Written request
Only lines holding the string "Tilmash" are wanted; copy each one from the material.

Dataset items

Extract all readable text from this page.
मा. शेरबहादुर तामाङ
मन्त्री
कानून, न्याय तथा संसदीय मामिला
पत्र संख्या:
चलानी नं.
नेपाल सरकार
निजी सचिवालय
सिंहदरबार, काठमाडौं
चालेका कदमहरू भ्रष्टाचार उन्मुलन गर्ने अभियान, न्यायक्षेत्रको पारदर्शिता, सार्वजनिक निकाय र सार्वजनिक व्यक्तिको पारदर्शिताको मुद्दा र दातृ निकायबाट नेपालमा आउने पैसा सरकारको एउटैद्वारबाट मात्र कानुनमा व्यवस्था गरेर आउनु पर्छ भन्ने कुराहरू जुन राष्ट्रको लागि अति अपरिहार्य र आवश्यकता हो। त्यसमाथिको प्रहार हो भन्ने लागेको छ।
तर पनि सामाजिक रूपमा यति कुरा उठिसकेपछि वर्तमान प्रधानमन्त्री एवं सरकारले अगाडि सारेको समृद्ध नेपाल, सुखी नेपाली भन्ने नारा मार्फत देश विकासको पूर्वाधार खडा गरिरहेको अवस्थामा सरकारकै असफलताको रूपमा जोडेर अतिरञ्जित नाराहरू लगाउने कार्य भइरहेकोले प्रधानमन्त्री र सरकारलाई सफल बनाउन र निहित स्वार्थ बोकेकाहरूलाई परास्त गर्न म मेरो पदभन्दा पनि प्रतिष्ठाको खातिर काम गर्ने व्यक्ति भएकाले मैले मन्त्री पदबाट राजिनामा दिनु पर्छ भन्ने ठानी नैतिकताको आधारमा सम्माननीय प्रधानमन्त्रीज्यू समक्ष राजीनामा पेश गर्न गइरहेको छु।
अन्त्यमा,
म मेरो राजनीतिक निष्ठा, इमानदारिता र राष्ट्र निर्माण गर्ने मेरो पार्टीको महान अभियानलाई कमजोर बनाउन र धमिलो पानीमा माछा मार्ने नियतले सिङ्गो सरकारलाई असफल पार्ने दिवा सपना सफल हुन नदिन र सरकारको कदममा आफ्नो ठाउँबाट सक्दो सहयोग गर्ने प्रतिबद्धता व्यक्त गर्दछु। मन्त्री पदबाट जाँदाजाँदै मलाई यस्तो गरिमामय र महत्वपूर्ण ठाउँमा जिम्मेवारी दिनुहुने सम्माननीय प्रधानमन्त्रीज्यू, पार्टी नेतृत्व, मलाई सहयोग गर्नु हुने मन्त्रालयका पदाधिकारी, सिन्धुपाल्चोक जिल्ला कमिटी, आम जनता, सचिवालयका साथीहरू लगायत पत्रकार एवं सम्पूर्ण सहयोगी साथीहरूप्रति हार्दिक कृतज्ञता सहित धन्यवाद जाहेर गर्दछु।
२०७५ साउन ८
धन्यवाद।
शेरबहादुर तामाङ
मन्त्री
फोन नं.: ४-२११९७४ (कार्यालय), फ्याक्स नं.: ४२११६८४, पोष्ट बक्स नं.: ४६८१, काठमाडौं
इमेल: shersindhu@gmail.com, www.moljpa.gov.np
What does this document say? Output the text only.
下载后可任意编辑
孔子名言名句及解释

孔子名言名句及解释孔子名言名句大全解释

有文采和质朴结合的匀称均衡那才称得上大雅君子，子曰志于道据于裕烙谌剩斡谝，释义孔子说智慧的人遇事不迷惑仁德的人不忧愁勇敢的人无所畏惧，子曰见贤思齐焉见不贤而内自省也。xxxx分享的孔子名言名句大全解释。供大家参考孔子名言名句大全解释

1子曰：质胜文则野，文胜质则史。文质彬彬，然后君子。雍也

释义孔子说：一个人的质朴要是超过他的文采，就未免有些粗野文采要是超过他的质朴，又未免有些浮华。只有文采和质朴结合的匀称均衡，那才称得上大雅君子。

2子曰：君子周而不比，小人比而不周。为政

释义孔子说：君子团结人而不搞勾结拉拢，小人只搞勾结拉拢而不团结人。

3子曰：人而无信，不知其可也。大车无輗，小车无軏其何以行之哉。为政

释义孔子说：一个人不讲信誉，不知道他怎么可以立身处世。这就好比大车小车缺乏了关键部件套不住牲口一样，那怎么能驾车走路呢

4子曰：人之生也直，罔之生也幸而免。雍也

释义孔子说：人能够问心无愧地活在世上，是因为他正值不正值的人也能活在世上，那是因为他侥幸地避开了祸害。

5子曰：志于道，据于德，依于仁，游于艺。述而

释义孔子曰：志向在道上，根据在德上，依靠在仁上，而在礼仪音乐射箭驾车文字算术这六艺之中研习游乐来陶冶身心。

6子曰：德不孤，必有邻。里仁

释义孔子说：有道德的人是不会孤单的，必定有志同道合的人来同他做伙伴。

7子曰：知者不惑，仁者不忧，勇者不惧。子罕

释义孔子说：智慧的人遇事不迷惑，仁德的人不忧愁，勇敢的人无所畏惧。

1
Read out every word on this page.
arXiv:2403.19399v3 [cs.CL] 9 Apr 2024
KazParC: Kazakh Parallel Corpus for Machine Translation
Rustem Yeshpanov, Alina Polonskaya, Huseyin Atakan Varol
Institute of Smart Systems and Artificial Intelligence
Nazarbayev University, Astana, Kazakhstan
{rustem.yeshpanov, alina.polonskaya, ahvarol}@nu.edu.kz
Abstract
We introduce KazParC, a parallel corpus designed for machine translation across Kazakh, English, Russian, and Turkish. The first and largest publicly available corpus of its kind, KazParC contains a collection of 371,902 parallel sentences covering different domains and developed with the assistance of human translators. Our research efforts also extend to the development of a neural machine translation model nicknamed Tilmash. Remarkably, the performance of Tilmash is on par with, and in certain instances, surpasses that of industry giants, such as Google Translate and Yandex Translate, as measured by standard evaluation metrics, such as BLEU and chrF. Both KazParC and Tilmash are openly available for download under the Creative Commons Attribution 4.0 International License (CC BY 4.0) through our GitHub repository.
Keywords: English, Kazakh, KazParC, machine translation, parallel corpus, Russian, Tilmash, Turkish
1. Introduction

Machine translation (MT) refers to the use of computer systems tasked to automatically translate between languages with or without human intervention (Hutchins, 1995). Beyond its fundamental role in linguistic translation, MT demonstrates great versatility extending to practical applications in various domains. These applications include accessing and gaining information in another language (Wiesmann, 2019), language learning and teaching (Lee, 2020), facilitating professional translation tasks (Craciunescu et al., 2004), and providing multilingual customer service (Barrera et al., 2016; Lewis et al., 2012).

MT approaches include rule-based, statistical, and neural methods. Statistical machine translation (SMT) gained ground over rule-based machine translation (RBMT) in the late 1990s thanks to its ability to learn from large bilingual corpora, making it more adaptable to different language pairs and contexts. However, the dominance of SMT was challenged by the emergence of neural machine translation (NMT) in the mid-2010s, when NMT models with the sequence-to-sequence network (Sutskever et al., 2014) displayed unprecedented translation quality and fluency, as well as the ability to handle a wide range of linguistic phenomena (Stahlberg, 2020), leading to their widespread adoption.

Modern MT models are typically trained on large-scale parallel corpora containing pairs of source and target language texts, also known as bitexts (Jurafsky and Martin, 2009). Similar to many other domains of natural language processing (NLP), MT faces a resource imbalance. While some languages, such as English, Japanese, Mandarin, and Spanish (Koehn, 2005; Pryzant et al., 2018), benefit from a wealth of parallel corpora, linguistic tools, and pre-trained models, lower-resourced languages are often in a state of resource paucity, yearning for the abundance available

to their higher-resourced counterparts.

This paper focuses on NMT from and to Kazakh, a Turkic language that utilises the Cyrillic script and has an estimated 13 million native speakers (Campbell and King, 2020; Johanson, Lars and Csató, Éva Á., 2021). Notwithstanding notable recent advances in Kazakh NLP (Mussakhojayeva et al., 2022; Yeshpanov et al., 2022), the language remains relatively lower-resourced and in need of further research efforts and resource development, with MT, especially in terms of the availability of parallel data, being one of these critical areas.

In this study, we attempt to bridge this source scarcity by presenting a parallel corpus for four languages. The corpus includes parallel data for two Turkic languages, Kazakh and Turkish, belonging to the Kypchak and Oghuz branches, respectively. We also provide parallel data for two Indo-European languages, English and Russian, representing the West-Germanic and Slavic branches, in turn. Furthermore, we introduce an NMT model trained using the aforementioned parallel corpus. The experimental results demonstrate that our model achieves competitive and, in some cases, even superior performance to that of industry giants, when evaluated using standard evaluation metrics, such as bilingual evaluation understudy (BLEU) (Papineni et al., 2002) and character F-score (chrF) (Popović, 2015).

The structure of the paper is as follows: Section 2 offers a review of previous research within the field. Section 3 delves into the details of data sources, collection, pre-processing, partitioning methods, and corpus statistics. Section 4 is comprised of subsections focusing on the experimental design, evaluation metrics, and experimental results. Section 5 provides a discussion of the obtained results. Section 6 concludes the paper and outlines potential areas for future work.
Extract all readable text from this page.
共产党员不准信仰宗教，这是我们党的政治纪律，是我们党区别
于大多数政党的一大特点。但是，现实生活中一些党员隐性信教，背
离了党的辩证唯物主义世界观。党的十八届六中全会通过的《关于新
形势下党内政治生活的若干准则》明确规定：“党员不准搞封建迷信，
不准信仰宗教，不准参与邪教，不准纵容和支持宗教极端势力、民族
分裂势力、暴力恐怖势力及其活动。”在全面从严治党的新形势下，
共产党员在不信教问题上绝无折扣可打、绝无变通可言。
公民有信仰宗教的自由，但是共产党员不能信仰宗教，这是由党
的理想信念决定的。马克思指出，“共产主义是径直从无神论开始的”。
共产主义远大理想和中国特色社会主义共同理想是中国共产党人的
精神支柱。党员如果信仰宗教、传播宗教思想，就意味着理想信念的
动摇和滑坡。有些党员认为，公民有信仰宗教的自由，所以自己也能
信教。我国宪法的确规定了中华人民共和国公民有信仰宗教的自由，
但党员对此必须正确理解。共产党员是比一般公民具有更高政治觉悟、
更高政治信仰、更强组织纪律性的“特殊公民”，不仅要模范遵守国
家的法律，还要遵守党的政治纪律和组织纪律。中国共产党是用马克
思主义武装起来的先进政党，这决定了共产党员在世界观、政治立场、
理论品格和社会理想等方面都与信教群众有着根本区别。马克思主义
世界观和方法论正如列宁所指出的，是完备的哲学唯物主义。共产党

Response to the task
We introduce KazParC, a parallel corpus designed for machine translation across Kazakh, English, Russian, and Turkish. The first and largest publicly available corpus of its kind, KazParC contains a collection of 371,902 parallel sentences covering different domains and developed with the assistance of human translators. Our research efforts also extend to the development of a neural machine translation model nicknamed Tilmash. Remarkably, the performance of Tilmash is on par with, and in certain instances, surpasses that of industry giants, such as Google Translate and Yandex Translate, as measured by standard evaluation metrics, such as BLEU and chrF. Both KazParC and Tilmash are openly available for download under the Creative Commons Attribution 4.0 International License (CC BY 4.0) through our GitHub repository.
Keywords: English, Kazakh, KazParC, machine translation, parallel corpus, Russian, Tilmash, Turkish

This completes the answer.